→ **Aim of the exercise**
Search the records for "syndrome". Copy every line where it appears.

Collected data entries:
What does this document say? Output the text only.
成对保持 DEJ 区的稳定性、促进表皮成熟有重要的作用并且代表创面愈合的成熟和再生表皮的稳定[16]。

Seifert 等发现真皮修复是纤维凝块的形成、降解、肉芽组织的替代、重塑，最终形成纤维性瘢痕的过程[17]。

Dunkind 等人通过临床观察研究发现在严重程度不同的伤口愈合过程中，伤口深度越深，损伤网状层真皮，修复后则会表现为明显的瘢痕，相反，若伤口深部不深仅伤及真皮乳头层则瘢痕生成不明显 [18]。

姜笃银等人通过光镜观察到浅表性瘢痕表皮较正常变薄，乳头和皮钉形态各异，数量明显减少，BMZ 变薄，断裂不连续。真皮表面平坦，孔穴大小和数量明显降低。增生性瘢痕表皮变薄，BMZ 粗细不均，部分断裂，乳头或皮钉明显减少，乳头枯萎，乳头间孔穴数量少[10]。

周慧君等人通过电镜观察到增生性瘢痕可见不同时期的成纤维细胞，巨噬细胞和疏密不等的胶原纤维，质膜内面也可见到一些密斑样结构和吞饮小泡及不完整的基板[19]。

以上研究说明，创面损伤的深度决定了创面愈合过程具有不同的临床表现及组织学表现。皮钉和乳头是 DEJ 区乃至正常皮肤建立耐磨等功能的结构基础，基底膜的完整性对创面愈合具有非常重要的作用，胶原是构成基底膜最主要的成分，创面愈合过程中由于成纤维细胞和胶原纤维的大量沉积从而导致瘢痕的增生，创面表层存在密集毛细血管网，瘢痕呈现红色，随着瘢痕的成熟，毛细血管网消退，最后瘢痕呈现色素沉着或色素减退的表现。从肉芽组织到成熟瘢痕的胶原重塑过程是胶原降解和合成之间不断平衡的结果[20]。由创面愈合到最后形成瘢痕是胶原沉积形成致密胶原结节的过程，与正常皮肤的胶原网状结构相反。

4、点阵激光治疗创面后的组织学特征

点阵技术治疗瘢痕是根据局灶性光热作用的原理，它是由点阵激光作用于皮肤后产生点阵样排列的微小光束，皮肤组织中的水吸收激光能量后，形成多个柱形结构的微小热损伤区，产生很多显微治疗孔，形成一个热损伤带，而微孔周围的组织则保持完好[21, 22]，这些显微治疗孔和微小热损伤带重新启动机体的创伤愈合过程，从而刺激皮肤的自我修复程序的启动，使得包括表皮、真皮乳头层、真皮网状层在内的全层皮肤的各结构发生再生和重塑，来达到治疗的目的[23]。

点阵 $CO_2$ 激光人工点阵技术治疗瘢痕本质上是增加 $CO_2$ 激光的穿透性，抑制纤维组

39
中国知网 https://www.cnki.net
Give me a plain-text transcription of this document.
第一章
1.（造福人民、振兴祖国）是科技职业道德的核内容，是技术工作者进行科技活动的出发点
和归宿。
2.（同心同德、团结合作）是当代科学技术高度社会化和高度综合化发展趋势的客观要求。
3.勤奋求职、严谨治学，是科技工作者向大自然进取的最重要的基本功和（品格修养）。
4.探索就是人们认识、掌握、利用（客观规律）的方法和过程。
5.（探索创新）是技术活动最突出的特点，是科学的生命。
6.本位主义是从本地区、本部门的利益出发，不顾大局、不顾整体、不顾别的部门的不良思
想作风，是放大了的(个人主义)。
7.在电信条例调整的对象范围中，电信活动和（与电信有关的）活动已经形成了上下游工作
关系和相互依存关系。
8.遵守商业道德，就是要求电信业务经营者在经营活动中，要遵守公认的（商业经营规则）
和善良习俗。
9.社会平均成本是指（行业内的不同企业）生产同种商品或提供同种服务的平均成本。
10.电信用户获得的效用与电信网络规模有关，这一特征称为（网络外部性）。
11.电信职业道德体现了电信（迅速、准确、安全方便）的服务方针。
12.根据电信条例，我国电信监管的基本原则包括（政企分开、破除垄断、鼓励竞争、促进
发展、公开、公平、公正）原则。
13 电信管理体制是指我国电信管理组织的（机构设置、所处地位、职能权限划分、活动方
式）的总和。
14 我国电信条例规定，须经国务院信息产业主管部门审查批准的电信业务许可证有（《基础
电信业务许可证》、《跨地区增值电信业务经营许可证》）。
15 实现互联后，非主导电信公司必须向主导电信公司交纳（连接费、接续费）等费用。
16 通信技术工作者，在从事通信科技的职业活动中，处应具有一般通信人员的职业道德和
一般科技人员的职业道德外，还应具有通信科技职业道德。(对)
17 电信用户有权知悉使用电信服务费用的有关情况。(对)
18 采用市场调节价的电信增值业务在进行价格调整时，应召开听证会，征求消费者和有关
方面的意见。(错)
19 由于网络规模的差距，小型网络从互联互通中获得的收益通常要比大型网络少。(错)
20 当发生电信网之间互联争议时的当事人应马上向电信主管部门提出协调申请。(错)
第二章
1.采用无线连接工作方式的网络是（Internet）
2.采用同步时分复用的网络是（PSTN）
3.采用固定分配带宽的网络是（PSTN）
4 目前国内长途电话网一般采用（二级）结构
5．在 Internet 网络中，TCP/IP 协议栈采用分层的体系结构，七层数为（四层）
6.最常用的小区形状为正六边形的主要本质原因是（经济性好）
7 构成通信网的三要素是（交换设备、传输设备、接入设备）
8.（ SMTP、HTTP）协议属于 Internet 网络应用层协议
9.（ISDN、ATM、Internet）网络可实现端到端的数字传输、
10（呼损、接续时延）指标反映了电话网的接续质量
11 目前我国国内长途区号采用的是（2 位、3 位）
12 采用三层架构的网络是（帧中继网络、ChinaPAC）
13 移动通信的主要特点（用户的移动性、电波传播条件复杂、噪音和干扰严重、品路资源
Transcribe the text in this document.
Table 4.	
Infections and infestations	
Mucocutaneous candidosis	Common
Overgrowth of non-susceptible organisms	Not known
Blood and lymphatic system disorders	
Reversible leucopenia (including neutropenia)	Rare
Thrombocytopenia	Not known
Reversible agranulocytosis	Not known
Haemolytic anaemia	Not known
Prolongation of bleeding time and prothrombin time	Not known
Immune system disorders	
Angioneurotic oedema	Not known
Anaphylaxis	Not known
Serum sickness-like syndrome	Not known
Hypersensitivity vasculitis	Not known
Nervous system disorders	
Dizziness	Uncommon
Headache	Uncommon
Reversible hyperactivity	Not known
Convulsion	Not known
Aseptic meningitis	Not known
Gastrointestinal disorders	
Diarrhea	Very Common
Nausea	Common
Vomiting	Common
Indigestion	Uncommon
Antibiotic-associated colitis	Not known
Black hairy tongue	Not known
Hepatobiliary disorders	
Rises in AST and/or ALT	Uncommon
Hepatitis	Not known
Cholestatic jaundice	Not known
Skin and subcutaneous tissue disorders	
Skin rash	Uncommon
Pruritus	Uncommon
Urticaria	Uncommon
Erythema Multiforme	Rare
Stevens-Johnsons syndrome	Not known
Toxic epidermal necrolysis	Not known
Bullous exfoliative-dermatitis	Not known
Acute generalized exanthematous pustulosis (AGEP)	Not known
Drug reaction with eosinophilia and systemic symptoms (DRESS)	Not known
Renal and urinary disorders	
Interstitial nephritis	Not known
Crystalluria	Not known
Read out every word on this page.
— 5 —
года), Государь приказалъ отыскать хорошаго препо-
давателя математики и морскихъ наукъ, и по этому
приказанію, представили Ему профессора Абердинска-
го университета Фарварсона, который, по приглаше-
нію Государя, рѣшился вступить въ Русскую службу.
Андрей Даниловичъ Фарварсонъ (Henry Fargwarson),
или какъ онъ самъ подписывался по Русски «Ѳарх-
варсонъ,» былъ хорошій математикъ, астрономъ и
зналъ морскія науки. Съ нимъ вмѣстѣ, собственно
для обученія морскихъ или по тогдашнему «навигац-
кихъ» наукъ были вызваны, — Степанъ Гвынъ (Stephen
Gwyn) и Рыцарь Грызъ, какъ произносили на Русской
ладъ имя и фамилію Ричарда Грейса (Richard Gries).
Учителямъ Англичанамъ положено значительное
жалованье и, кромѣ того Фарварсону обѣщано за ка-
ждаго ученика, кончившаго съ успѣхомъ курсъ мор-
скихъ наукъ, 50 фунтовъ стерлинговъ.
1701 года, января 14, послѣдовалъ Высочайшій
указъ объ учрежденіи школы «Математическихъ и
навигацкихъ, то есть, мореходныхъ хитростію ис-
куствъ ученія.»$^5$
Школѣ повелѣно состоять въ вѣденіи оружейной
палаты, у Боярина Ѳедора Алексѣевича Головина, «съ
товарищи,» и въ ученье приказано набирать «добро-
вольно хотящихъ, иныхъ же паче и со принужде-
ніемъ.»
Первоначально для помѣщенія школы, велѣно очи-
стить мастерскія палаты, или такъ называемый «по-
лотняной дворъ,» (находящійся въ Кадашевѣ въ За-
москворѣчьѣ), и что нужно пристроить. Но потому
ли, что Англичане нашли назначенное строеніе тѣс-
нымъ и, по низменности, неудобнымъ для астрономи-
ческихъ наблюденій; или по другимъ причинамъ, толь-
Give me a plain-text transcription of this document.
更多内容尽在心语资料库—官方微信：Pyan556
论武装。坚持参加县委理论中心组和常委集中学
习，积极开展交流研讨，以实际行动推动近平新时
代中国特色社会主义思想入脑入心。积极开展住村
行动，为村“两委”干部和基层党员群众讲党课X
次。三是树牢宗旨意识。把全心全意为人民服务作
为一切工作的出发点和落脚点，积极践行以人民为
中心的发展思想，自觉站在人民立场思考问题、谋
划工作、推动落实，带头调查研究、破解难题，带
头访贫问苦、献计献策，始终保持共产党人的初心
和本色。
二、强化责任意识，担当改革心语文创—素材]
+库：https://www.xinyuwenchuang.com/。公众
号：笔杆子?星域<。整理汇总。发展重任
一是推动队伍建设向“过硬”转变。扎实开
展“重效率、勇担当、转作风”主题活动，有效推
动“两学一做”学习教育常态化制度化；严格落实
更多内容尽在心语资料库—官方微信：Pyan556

→ **Response below**
Serum sickness-like syndrome	Not known
Stevens-Johnsons syndrome	Not known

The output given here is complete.